Find each line holding the word "Windows" and give the number of such lines, nothing else.

GIVEN INFORMATION
********************

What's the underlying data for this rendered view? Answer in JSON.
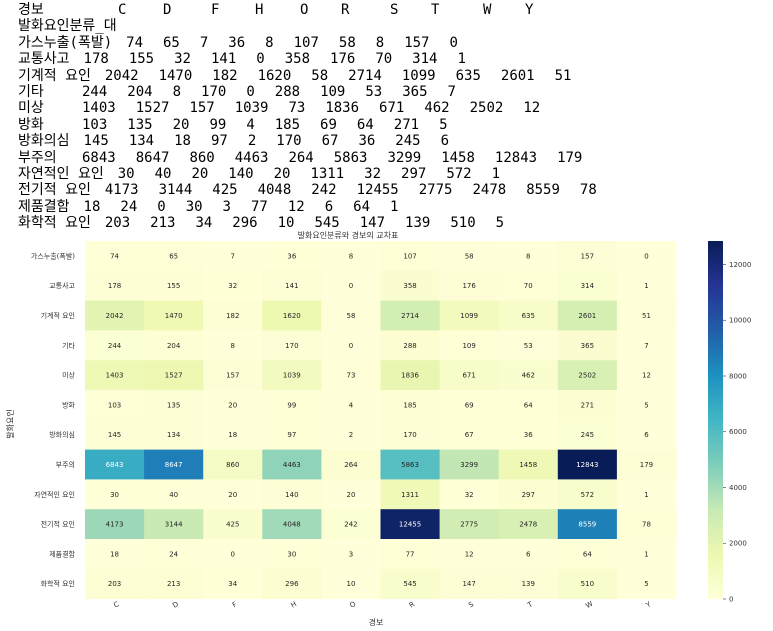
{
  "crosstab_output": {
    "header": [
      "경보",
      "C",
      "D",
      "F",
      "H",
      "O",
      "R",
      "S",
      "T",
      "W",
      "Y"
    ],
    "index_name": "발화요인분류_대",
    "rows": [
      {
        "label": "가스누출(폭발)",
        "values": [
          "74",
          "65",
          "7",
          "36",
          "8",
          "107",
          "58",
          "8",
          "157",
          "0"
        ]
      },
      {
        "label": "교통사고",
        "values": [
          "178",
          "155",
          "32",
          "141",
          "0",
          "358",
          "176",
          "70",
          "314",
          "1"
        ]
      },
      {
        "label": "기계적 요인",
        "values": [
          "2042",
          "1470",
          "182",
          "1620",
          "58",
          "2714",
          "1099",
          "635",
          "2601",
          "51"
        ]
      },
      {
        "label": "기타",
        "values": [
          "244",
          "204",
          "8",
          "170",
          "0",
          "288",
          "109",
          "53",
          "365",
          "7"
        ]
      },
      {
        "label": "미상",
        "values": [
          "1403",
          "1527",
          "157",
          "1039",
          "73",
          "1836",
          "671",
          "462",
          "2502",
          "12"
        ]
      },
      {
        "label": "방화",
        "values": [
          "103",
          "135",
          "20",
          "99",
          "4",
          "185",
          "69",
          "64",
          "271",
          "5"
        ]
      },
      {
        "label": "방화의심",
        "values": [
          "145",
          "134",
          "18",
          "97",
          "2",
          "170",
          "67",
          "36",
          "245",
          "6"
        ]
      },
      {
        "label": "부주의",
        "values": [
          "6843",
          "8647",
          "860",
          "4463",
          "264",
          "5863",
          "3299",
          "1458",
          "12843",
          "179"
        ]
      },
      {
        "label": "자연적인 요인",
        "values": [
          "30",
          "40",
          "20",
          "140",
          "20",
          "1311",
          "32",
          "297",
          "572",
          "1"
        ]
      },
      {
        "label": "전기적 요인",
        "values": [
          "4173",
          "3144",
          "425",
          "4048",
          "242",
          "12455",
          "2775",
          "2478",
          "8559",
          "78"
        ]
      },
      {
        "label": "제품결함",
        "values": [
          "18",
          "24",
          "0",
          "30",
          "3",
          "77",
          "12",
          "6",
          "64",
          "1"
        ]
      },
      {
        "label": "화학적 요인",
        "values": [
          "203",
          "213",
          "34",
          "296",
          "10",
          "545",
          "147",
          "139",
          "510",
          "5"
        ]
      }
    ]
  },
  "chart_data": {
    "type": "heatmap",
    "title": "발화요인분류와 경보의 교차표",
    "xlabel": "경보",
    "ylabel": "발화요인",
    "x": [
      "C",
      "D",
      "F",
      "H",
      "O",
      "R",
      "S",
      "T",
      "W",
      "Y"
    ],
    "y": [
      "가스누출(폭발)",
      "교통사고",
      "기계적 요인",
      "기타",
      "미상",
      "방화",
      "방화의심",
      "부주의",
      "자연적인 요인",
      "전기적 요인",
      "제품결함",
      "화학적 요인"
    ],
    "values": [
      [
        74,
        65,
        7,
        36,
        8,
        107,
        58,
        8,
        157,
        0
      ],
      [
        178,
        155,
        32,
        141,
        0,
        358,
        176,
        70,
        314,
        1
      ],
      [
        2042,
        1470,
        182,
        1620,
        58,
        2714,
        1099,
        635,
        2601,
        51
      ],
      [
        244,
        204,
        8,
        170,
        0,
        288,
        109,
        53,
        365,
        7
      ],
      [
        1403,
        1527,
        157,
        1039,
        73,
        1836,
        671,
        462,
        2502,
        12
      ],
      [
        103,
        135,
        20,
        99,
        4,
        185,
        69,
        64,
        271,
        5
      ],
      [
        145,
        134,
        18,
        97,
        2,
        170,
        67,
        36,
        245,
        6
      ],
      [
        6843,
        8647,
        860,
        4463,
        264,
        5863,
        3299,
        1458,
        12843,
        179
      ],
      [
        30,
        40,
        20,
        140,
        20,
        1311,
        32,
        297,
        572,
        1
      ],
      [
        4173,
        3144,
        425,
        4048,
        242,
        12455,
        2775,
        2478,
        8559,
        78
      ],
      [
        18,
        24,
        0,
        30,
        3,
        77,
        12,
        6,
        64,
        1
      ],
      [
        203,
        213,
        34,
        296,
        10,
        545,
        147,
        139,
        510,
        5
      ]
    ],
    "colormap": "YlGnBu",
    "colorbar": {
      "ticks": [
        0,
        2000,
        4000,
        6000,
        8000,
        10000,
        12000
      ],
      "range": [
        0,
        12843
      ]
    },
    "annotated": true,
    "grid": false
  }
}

********************

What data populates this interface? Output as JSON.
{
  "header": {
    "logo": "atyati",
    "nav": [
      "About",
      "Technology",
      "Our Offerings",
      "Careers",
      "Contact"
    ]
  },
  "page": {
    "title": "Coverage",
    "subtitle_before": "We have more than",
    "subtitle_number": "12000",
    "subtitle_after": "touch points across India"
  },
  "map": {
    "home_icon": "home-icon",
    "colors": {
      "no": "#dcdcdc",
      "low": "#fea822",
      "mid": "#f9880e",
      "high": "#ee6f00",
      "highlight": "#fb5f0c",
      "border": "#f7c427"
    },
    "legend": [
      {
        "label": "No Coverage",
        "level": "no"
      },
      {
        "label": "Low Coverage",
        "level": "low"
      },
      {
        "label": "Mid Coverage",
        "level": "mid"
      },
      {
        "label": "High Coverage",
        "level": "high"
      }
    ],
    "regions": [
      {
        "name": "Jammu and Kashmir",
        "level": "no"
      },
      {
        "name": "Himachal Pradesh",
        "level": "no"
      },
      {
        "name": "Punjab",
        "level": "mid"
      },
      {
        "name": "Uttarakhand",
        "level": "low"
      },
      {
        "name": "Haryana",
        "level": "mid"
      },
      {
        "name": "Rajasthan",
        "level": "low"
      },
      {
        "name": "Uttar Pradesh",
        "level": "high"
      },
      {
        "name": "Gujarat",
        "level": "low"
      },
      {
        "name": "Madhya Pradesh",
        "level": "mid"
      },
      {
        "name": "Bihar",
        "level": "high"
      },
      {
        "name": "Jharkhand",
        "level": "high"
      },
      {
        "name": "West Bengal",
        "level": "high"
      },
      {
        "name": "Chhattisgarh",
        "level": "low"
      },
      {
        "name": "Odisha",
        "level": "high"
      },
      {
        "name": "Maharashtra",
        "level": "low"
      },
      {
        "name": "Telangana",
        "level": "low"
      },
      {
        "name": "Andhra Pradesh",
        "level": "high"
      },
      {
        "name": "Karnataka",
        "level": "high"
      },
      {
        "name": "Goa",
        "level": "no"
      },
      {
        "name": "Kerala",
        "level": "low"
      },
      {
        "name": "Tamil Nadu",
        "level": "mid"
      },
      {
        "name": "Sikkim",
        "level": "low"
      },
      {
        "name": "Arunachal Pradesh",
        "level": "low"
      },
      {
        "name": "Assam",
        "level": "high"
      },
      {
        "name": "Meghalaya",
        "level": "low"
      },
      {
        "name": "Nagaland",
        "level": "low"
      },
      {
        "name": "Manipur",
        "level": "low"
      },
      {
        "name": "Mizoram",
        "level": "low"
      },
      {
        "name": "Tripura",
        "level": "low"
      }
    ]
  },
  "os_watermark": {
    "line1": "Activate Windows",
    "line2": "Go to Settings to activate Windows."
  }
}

********************

WORKED SOLUTION
2